*Records for processing:*
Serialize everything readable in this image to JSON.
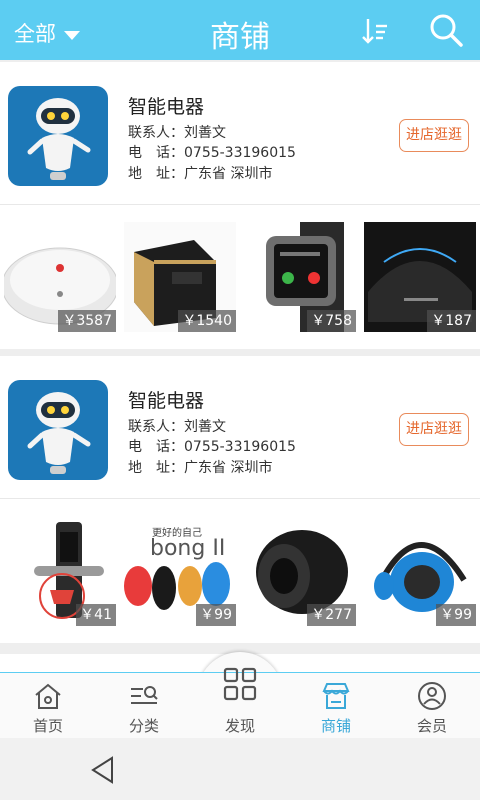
{
  "header": {
    "filter_label": "全部",
    "title": "商铺",
    "sort_icon": "sort-icon",
    "search_icon": "search-icon",
    "bg_color": "#5ccdf2"
  },
  "shops": [
    {
      "name": "智能电器",
      "contact": "联系人：刘善文",
      "phone": "电　话：0755-33196015",
      "address": "地　址：广东省 深圳市",
      "visit_label": "进店逛逛",
      "products": [
        {
          "icon": "robot-vacuum-image",
          "price": "￥3587"
        },
        {
          "icon": "vr-headset-image",
          "price": "￥1540"
        },
        {
          "icon": "smartwatch-image",
          "price": "￥758"
        },
        {
          "icon": "smart-speaker-image",
          "price": "￥187"
        }
      ]
    },
    {
      "name": "智能电器",
      "contact": "联系人：刘善文",
      "phone": "电　话：0755-33196015",
      "address": "地　址：广东省 深圳市",
      "visit_label": "进店逛逛",
      "products": [
        {
          "icon": "smart-door-lock-image",
          "price": "￥41"
        },
        {
          "icon": "bong-band-image",
          "price": "￥99",
          "caption": "bong II",
          "tagline": "更好的自己"
        },
        {
          "icon": "bluetooth-speaker-image",
          "price": "￥277"
        },
        {
          "icon": "headset-image",
          "price": "￥99"
        }
      ]
    }
  ],
  "tabs": [
    {
      "label": "首页",
      "icon": "home-icon"
    },
    {
      "label": "分类",
      "icon": "category-icon"
    },
    {
      "label": "发现",
      "icon": "discover-grid-icon"
    },
    {
      "label": "商铺",
      "icon": "store-icon",
      "active": true
    },
    {
      "label": "会员",
      "icon": "member-icon"
    }
  ],
  "colors": {
    "accent": "#5ccdf2",
    "visit_button": "#e5682e",
    "active_tab": "#3aa8d8"
  }
}
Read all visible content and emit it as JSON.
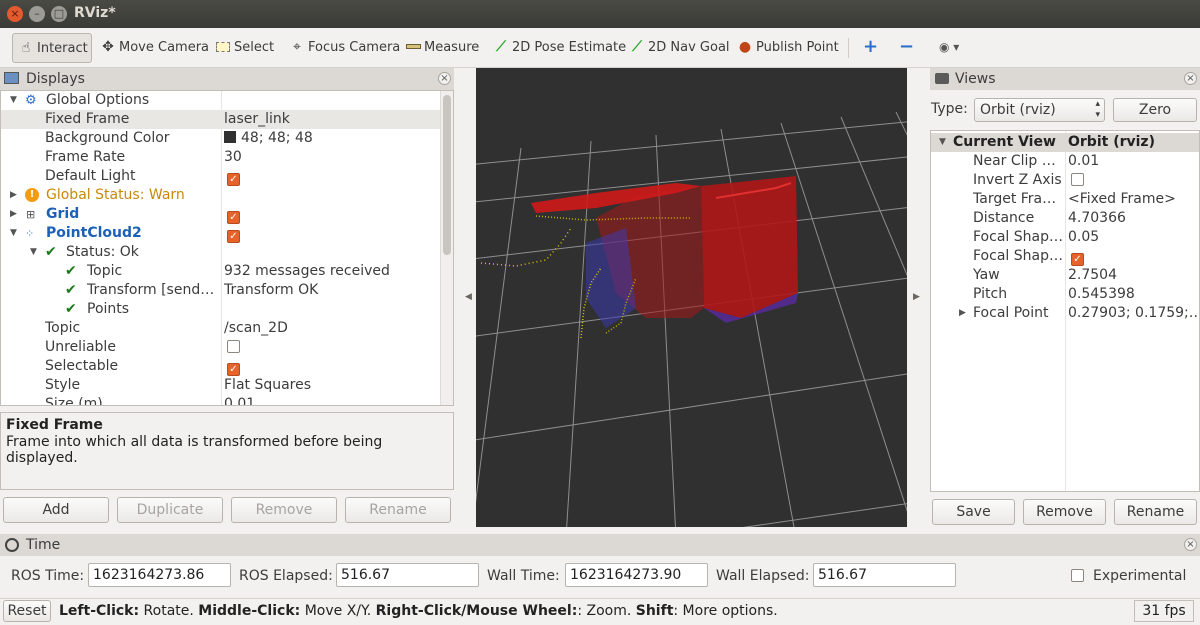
{
  "window": {
    "title": "RViz*",
    "close_glyph": "×",
    "min_glyph": "–",
    "max_glyph": "□"
  },
  "toolbar": {
    "interact": "Interact",
    "move_camera": "Move Camera",
    "select": "Select",
    "focus_camera": "Focus Camera",
    "measure": "Measure",
    "pose_estimate": "2D Pose Estimate",
    "nav_goal": "2D Nav Goal",
    "publish_point": "Publish Point",
    "plus_glyph": "+",
    "minus_glyph": "−",
    "eye_glyph": "◉ ▾",
    "icons": {
      "interact": "hand-pointer-icon",
      "move_camera": "move-camera-icon",
      "select": "select-rectangle-icon",
      "focus_camera": "focus-crosshair-icon",
      "measure": "ruler-icon",
      "pose": "green-arrow-icon",
      "nav": "green-arrow-icon",
      "publish": "map-pin-icon"
    }
  },
  "displays": {
    "title": "Displays",
    "rows": [
      {
        "label": "Global Options",
        "value": ""
      },
      {
        "label": "Fixed Frame",
        "value": "laser_link"
      },
      {
        "label": "Background Color",
        "value": "48; 48; 48"
      },
      {
        "label": "Frame Rate",
        "value": "30"
      },
      {
        "label": "Default Light",
        "value": ""
      },
      {
        "label": "Global Status: Warn",
        "value": ""
      },
      {
        "label": "Grid",
        "value": ""
      },
      {
        "label": "PointCloud2",
        "value": ""
      },
      {
        "label": "Status: Ok",
        "value": ""
      },
      {
        "label": "Topic",
        "value": "932 messages received"
      },
      {
        "label": "Transform [send…",
        "value": "Transform OK"
      },
      {
        "label": "Points",
        "value": ""
      },
      {
        "label": "Topic",
        "value": "/scan_2D"
      },
      {
        "label": "Unreliable",
        "value": ""
      },
      {
        "label": "Selectable",
        "value": ""
      },
      {
        "label": "Style",
        "value": "Flat Squares"
      },
      {
        "label": "Size (m)",
        "value": "0.01"
      }
    ],
    "description_title": "Fixed Frame",
    "description_text": "Frame into which all data is transformed before being displayed.",
    "buttons": {
      "add": "Add",
      "duplicate": "Duplicate",
      "remove": "Remove",
      "rename": "Rename"
    },
    "colors": {
      "warn": "#c8890a",
      "link": "#1c61b5",
      "ok": "#1a7a1a",
      "background_swatch": "#303030"
    }
  },
  "views": {
    "title": "Views",
    "type_label": "Type:",
    "type_value": "Orbit (rviz)",
    "zero_button": "Zero",
    "rows": [
      {
        "label": "Current View",
        "value": "Orbit (rviz)"
      },
      {
        "label": "Near Clip …",
        "value": "0.01"
      },
      {
        "label": "Invert Z Axis",
        "value": ""
      },
      {
        "label": "Target Fra…",
        "value": "<Fixed Frame>"
      },
      {
        "label": "Distance",
        "value": "4.70366"
      },
      {
        "label": "Focal Shap…",
        "value": "0.05"
      },
      {
        "label": "Focal Shap…",
        "value": ""
      },
      {
        "label": "Yaw",
        "value": "2.7504"
      },
      {
        "label": "Pitch",
        "value": "0.545398"
      },
      {
        "label": "Focal Point",
        "value": "0.27903; 0.1759;…"
      }
    ],
    "buttons": {
      "save": "Save",
      "remove": "Remove",
      "rename": "Rename"
    }
  },
  "time": {
    "title": "Time",
    "ros_time_label": "ROS Time:",
    "ros_time": "1623164273.86",
    "ros_elapsed_label": "ROS Elapsed:",
    "ros_elapsed": "516.67",
    "wall_time_label": "Wall Time:",
    "wall_time": "1623164273.90",
    "wall_elapsed_label": "Wall Elapsed:",
    "wall_elapsed": "516.67",
    "experimental_label": "Experimental"
  },
  "statusbar": {
    "reset": "Reset",
    "left_click_label": "Left-Click:",
    "left_click_text": " Rotate. ",
    "middle_click_label": "Middle-Click:",
    "middle_click_text": " Move X/Y. ",
    "right_click_label": "Right-Click/Mouse Wheel:",
    "right_click_text": ": Zoom. ",
    "shift_label": "Shift",
    "shift_text": ": More options.",
    "fps": "31 fps"
  },
  "viewport": {
    "background": "#303030",
    "grid_color": "#a0a0a0"
  }
}
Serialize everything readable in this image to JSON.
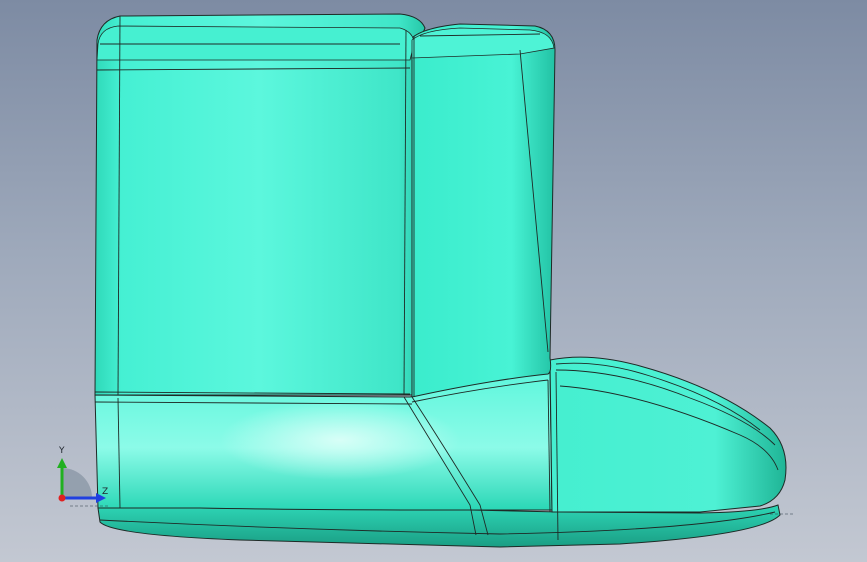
{
  "viewport": {
    "background_top": "#7d8ba3",
    "background_bottom": "#c3c8d2"
  },
  "model": {
    "name": "boot",
    "surface_color": "#3ff2d0",
    "edge_color": "#1e2a26"
  },
  "triad": {
    "y_label": "Y",
    "z_label": "Z",
    "x_color": "#e02020",
    "y_color": "#20b020",
    "z_color": "#2040e0"
  }
}
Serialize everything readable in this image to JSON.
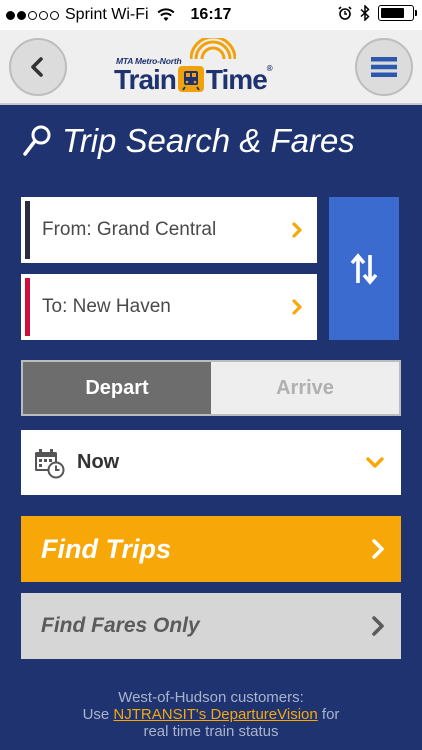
{
  "status_bar": {
    "carrier": "Sprint Wi-Fi",
    "time": "16:17",
    "signal_bars_filled": 2,
    "signal_bars_total": 5,
    "battery_level": 0.8
  },
  "header": {
    "logo_small": "MTA Metro-North",
    "logo_train": "Train",
    "logo_time": "Time",
    "logo_reg": "®",
    "back_icon": "chevron-left-icon",
    "menu_icon": "hamburger-menu-icon"
  },
  "page": {
    "title": "Trip Search & Fares",
    "title_icon": "search-icon"
  },
  "stations": {
    "from_label": "From: Grand Central",
    "to_label": "To: New Haven",
    "from_color": "#2a2e3a",
    "to_color": "#d0103a"
  },
  "mode": {
    "depart_label": "Depart",
    "arrive_label": "Arrive",
    "selected": "Depart"
  },
  "time_select": {
    "value": "Now",
    "icon": "calendar-clock-icon"
  },
  "actions": {
    "find_trips_label": "Find Trips",
    "find_fares_label": "Find Fares Only"
  },
  "footer": {
    "line1": "West-of-Hudson customers:",
    "use_text": "Use ",
    "link_text": "NJTRANSIT's DepartureVision",
    "after_link": " for",
    "line3": "real time train status"
  },
  "colors": {
    "background": "#1e3370",
    "accent": "#f7a808",
    "swap_button": "#3c6bd0"
  }
}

*Given instruction:*
Retype every record above exactly as written, but leave out the pictures.

*Solution to the problem:*
Serialize everything readable in this image to JSON.
{
  "header": {
    "filter_label": "全部",
    "title": "商铺",
    "sort_icon": "sort-icon",
    "search_icon": "search-icon",
    "bg_color": "#5ccdf2"
  },
  "shops": [
    {
      "name": "智能电器",
      "contact": "联系人：刘善文",
      "phone": "电　话：0755-33196015",
      "address": "地　址：广东省 深圳市",
      "visit_label": "进店逛逛",
      "products": [
        {
          "icon": "robot-vacuum-image",
          "price": "￥3587"
        },
        {
          "icon": "vr-headset-image",
          "price": "￥1540"
        },
        {
          "icon": "smartwatch-image",
          "price": "￥758"
        },
        {
          "icon": "smart-speaker-image",
          "price": "￥187"
        }
      ]
    },
    {
      "name": "智能电器",
      "contact": "联系人：刘善文",
      "phone": "电　话：0755-33196015",
      "address": "地　址：广东省 深圳市",
      "visit_label": "进店逛逛",
      "products": [
        {
          "icon": "smart-door-lock-image",
          "price": "￥41"
        },
        {
          "icon": "bong-band-image",
          "price": "￥99",
          "caption": "bong II",
          "tagline": "更好的自己"
        },
        {
          "icon": "bluetooth-speaker-image",
          "price": "￥277"
        },
        {
          "icon": "headset-image",
          "price": "￥99"
        }
      ]
    }
  ],
  "tabs": [
    {
      "label": "首页",
      "icon": "home-icon"
    },
    {
      "label": "分类",
      "icon": "category-icon"
    },
    {
      "label": "发现",
      "icon": "discover-grid-icon"
    },
    {
      "label": "商铺",
      "icon": "store-icon",
      "active": true
    },
    {
      "label": "会员",
      "icon": "member-icon"
    }
  ],
  "colors": {
    "accent": "#5ccdf2",
    "visit_button": "#e5682e",
    "active_tab": "#3aa8d8"
  }
}
Read all visible content and emit it as JSON.
{
  "window": {
    "title": "RViz*",
    "close_glyph": "×",
    "min_glyph": "–",
    "max_glyph": "□"
  },
  "toolbar": {
    "interact": "Interact",
    "move_camera": "Move Camera",
    "select": "Select",
    "focus_camera": "Focus Camera",
    "measure": "Measure",
    "pose_estimate": "2D Pose Estimate",
    "nav_goal": "2D Nav Goal",
    "publish_point": "Publish Point",
    "plus_glyph": "+",
    "minus_glyph": "−",
    "eye_glyph": "◉ ▾",
    "icons": {
      "interact": "hand-pointer-icon",
      "move_camera": "move-camera-icon",
      "select": "select-rectangle-icon",
      "focus_camera": "focus-crosshair-icon",
      "measure": "ruler-icon",
      "pose": "green-arrow-icon",
      "nav": "green-arrow-icon",
      "publish": "map-pin-icon"
    }
  },
  "displays": {
    "title": "Displays",
    "rows": [
      {
        "label": "Global Options",
        "value": ""
      },
      {
        "label": "Fixed Frame",
        "value": "laser_link"
      },
      {
        "label": "Background Color",
        "value": "48; 48; 48"
      },
      {
        "label": "Frame Rate",
        "value": "30"
      },
      {
        "label": "Default Light",
        "value": ""
      },
      {
        "label": "Global Status: Warn",
        "value": ""
      },
      {
        "label": "Grid",
        "value": ""
      },
      {
        "label": "PointCloud2",
        "value": ""
      },
      {
        "label": "Status: Ok",
        "value": ""
      },
      {
        "label": "Topic",
        "value": "932 messages received"
      },
      {
        "label": "Transform [send…",
        "value": "Transform OK"
      },
      {
        "label": "Points",
        "value": ""
      },
      {
        "label": "Topic",
        "value": "/scan_2D"
      },
      {
        "label": "Unreliable",
        "value": ""
      },
      {
        "label": "Selectable",
        "value": ""
      },
      {
        "label": "Style",
        "value": "Flat Squares"
      },
      {
        "label": "Size (m)",
        "value": "0.01"
      }
    ],
    "description_title": "Fixed Frame",
    "description_text": "Frame into which all data is transformed before being displayed.",
    "buttons": {
      "add": "Add",
      "duplicate": "Duplicate",
      "remove": "Remove",
      "rename": "Rename"
    },
    "colors": {
      "warn": "#c8890a",
      "link": "#1c61b5",
      "ok": "#1a7a1a",
      "background_swatch": "#303030"
    }
  },
  "views": {
    "title": "Views",
    "type_label": "Type:",
    "type_value": "Orbit (rviz)",
    "zero_button": "Zero",
    "rows": [
      {
        "label": "Current View",
        "value": "Orbit (rviz)"
      },
      {
        "label": "Near Clip …",
        "value": "0.01"
      },
      {
        "label": "Invert Z Axis",
        "value": ""
      },
      {
        "label": "Target Fra…",
        "value": "<Fixed Frame>"
      },
      {
        "label": "Distance",
        "value": "4.70366"
      },
      {
        "label": "Focal Shap…",
        "value": "0.05"
      },
      {
        "label": "Focal Shap…",
        "value": ""
      },
      {
        "label": "Yaw",
        "value": "2.7504"
      },
      {
        "label": "Pitch",
        "value": "0.545398"
      },
      {
        "label": "Focal Point",
        "value": "0.27903; 0.1759;…"
      }
    ],
    "buttons": {
      "save": "Save",
      "remove": "Remove",
      "rename": "Rename"
    }
  },
  "time": {
    "title": "Time",
    "ros_time_label": "ROS Time:",
    "ros_time": "1623164273.86",
    "ros_elapsed_label": "ROS Elapsed:",
    "ros_elapsed": "516.67",
    "wall_time_label": "Wall Time:",
    "wall_time": "1623164273.90",
    "wall_elapsed_label": "Wall Elapsed:",
    "wall_elapsed": "516.67",
    "experimental_label": "Experimental"
  },
  "statusbar": {
    "reset": "Reset",
    "left_click_label": "Left-Click:",
    "left_click_text": " Rotate. ",
    "middle_click_label": "Middle-Click:",
    "middle_click_text": " Move X/Y. ",
    "right_click_label": "Right-Click/Mouse Wheel:",
    "right_click_text": ": Zoom. ",
    "shift_label": "Shift",
    "shift_text": ": More options.",
    "fps": "31 fps"
  },
  "viewport": {
    "background": "#303030",
    "grid_color": "#a0a0a0"
  }
}
Serialize everything readable in this image to JSON.
{
  "viewport": {
    "background_top": "#7d8ba3",
    "background_bottom": "#c3c8d2"
  },
  "model": {
    "name": "boot",
    "surface_color": "#3ff2d0",
    "edge_color": "#1e2a26"
  },
  "triad": {
    "y_label": "Y",
    "z_label": "Z",
    "x_color": "#e02020",
    "y_color": "#20b020",
    "z_color": "#2040e0"
  }
}
Serialize everything readable in this image to JSON.
{
  "status_bar": {
    "carrier": "Sprint Wi-Fi",
    "time": "16:17",
    "signal_bars_filled": 2,
    "signal_bars_total": 5,
    "battery_level": 0.8
  },
  "header": {
    "logo_small": "MTA Metro-North",
    "logo_train": "Train",
    "logo_time": "Time",
    "logo_reg": "®",
    "back_icon": "chevron-left-icon",
    "menu_icon": "hamburger-menu-icon"
  },
  "page": {
    "title": "Trip Search & Fares",
    "title_icon": "search-icon"
  },
  "stations": {
    "from_label": "From: Grand Central",
    "to_label": "To: New Haven",
    "from_color": "#2a2e3a",
    "to_color": "#d0103a"
  },
  "mode": {
    "depart_label": "Depart",
    "arrive_label": "Arrive",
    "selected": "Depart"
  },
  "time_select": {
    "value": "Now",
    "icon": "calendar-clock-icon"
  },
  "actions": {
    "find_trips_label": "Find Trips",
    "find_fares_label": "Find Fares Only"
  },
  "footer": {
    "line1": "West-of-Hudson customers:",
    "use_text": "Use ",
    "link_text": "NJTRANSIT's DepartureVision",
    "after_link": " for",
    "line3": "real time train status"
  },
  "colors": {
    "background": "#1e3370",
    "accent": "#f7a808",
    "swap_button": "#3c6bd0"
  }
}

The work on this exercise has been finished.